DATA SHOWN

————

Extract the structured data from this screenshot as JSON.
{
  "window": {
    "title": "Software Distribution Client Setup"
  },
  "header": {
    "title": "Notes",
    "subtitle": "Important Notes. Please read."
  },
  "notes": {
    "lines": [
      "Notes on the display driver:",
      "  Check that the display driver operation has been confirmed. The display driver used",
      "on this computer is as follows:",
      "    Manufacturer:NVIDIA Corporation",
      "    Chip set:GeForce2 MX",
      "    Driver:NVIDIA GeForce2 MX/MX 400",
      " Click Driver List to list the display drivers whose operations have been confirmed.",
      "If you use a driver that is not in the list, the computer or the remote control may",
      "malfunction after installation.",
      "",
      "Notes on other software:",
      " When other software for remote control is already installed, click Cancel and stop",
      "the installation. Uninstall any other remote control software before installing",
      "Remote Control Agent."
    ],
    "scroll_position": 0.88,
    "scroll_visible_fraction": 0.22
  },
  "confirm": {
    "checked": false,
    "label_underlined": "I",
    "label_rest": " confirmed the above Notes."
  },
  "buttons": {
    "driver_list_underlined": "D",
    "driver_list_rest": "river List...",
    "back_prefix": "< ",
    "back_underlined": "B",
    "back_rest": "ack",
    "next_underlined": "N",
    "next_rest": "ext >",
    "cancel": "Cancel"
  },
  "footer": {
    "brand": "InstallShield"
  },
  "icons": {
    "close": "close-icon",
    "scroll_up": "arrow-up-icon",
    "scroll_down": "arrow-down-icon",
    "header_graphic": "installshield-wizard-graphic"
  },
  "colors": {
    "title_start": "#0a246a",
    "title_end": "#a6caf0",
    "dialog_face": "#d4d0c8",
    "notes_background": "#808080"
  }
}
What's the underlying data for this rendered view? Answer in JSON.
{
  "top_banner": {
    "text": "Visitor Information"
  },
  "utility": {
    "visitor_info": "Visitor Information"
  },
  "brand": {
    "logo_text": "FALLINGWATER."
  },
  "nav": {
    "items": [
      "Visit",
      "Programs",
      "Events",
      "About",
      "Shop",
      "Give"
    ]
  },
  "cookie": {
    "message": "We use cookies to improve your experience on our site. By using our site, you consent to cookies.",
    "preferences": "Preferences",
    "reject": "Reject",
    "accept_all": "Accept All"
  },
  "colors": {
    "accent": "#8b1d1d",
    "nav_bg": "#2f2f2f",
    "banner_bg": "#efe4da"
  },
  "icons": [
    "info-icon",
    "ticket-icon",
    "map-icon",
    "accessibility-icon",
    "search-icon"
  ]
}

————

WHAT IS REQUIRED
Reproduce each line verbatim.

SOLVED EXERCISE
Extract the structured data from this screenshot as JSON.
{
  "window": {
    "title": "Software Distribution Client Setup"
  },
  "header": {
    "title": "Notes",
    "subtitle": "Important Notes. Please read."
  },
  "notes": {
    "lines": [
      "Notes on the display driver:",
      "  Check that the display driver operation has been confirmed. The display driver used",
      "on this computer is as follows:",
      "    Manufacturer:NVIDIA Corporation",
      "    Chip set:GeForce2 MX",
      "    Driver:NVIDIA GeForce2 MX/MX 400",
      " Click Driver List to list the display drivers whose operations have been confirmed.",
      "If you use a driver that is not in the list, the computer or the remote control may",
      "malfunction after installation.",
      "",
      "Notes on other software:",
      " When other software for remote control is already installed, click Cancel and stop",
      "the installation. Uninstall any other remote control software before installing",
      "Remote Control Agent."
    ],
    "scroll_position": 0.88,
    "scroll_visible_fraction": 0.22
  },
  "confirm": {
    "checked": false,
    "label_underlined": "I",
    "label_rest": " confirmed the above Notes."
  },
  "buttons": {
    "driver_list_underlined": "D",
    "driver_list_rest": "river List...",
    "back_prefix": "< ",
    "back_underlined": "B",
    "back_rest": "ack",
    "next_underlined": "N",
    "next_rest": "ext >",
    "cancel": "Cancel"
  },
  "footer": {
    "brand": "InstallShield"
  },
  "icons": {
    "close": "close-icon",
    "scroll_up": "arrow-up-icon",
    "scroll_down": "arrow-down-icon",
    "header_graphic": "installshield-wizard-graphic"
  },
  "colors": {
    "title_start": "#0a246a",
    "title_end": "#a6caf0",
    "dialog_face": "#d4d0c8",
    "notes_background": "#808080"
  }
}
What's the underlying data for this rendered view? Answer in JSON.
{
  "top_banner": {
    "text": "Visitor Information"
  },
  "utility": {
    "visitor_info": "Visitor Information"
  },
  "brand": {
    "logo_text": "FALLINGWATER."
  },
  "nav": {
    "items": [
      "Visit",
      "Programs",
      "Events",
      "About",
      "Shop",
      "Give"
    ]
  },
  "cookie": {
    "message": "We use cookies to improve your experience on our site. By using our site, you consent to cookies.",
    "preferences": "Preferences",
    "reject": "Reject",
    "accept_all": "Accept All"
  },
  "colors": {
    "accent": "#8b1d1d",
    "nav_bg": "#2f2f2f",
    "banner_bg": "#efe4da"
  },
  "icons": [
    "info-icon",
    "ticket-icon",
    "map-icon",
    "accessibility-icon",
    "search-icon"
  ]
}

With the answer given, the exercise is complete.